EXERCISE OBJECTIVE
Write out the material exactly, leaving every picture behind.

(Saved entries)
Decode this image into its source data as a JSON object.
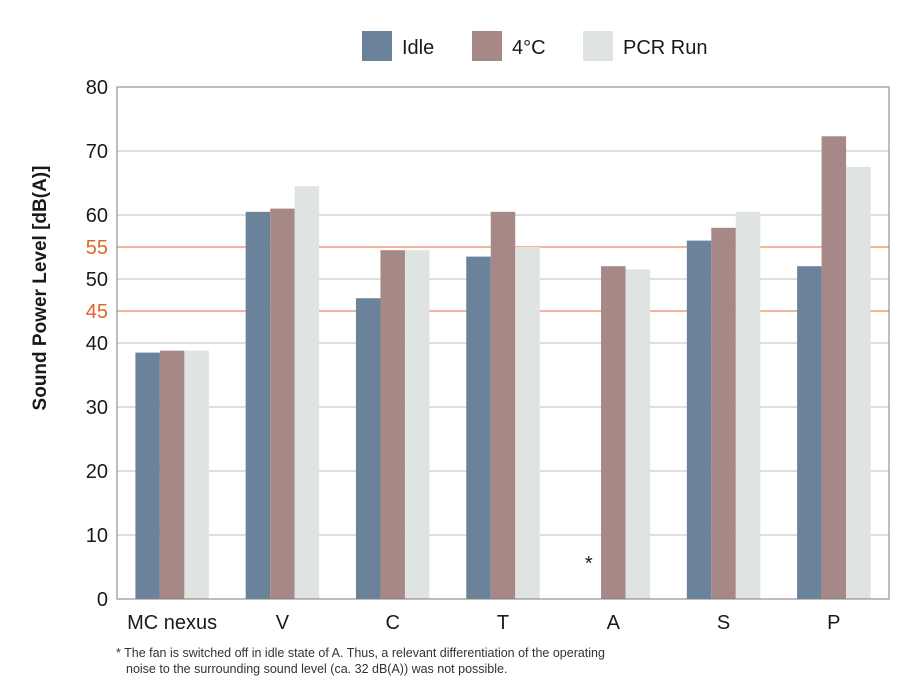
{
  "chart_data": {
    "type": "bar",
    "title": "",
    "xlabel": "",
    "ylabel": "Sound Power Level [dB(A)]",
    "ylim": [
      0,
      80
    ],
    "yticks": [
      "0",
      "10",
      "20",
      "30",
      "40",
      "45",
      "50",
      "55",
      "60",
      "70",
      "80"
    ],
    "highlight_ticks": [
      "45",
      "55"
    ],
    "reference_lines": [
      45,
      55
    ],
    "grid": true,
    "legend_position": "top",
    "categories": [
      "MC nexus",
      "V",
      "C",
      "T",
      "A",
      "S",
      "P"
    ],
    "series": [
      {
        "name": "Idle",
        "values": [
          38.5,
          60.5,
          47,
          53.5,
          null,
          56,
          52
        ]
      },
      {
        "name": "4°C",
        "values": [
          38.8,
          61,
          54.5,
          60.5,
          52,
          58,
          72.3
        ]
      },
      {
        "name": "PCR Run",
        "values": [
          38.8,
          64.5,
          54.5,
          55,
          51.5,
          60.5,
          67.5
        ]
      }
    ],
    "annotations": [
      {
        "category": "A",
        "series": "Idle",
        "text": "*"
      }
    ]
  },
  "colors": {
    "idle": "#6a839b",
    "cold": "#a68886",
    "pcr": "#dfe3e2",
    "reference_line": "#e9895a",
    "highlight_tick": "#e2642a",
    "grid": "#bfbfbf",
    "axis": "#7f7f7f"
  },
  "footnote": {
    "line1": "* The fan is switched off in idle state of A. Thus, a relevant differentiation of the operating",
    "line2": "noise to the surrounding sound level (ca. 32 dB(A)) was not possible."
  }
}
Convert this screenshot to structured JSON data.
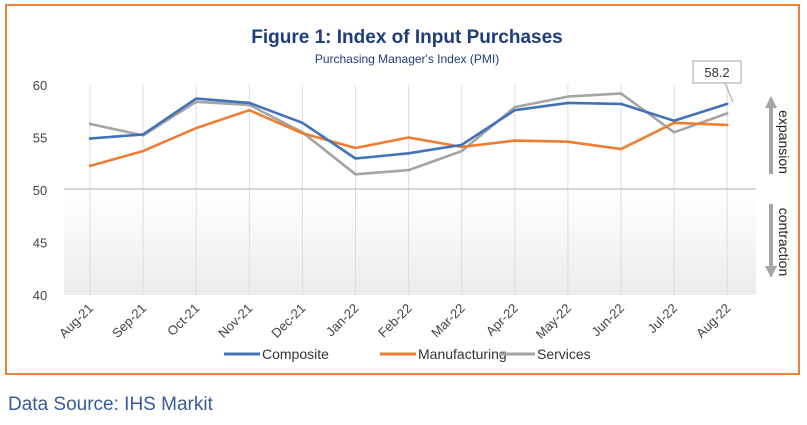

THE OUTPUT
Decode this image into its source data as a JSON object.
{
  "chart_data": {
    "type": "bar",
    "title": "",
    "xlabel": "",
    "ylabel": "Sound Power Level [dB(A)]",
    "ylim": [
      0,
      80
    ],
    "yticks": [
      "0",
      "10",
      "20",
      "30",
      "40",
      "45",
      "50",
      "55",
      "60",
      "70",
      "80"
    ],
    "highlight_ticks": [
      "45",
      "55"
    ],
    "reference_lines": [
      45,
      55
    ],
    "grid": true,
    "legend_position": "top",
    "categories": [
      "MC nexus",
      "V",
      "C",
      "T",
      "A",
      "S",
      "P"
    ],
    "series": [
      {
        "name": "Idle",
        "values": [
          38.5,
          60.5,
          47,
          53.5,
          null,
          56,
          52
        ]
      },
      {
        "name": "4°C",
        "values": [
          38.8,
          61,
          54.5,
          60.5,
          52,
          58,
          72.3
        ]
      },
      {
        "name": "PCR Run",
        "values": [
          38.8,
          64.5,
          54.5,
          55,
          51.5,
          60.5,
          67.5
        ]
      }
    ],
    "annotations": [
      {
        "category": "A",
        "series": "Idle",
        "text": "*"
      }
    ]
  },
  "colors": {
    "idle": "#6a839b",
    "cold": "#a68886",
    "pcr": "#dfe3e2",
    "reference_line": "#e9895a",
    "highlight_tick": "#e2642a",
    "grid": "#bfbfbf",
    "axis": "#7f7f7f"
  },
  "footnote": {
    "line1": "* The fan is switched off in idle state of A. Thus, a relevant differentiation of the operating",
    "line2": "noise to the surrounding sound level (ca. 32 dB(A)) was not possible."
  }
}
Convert this screenshot to structured JSON data.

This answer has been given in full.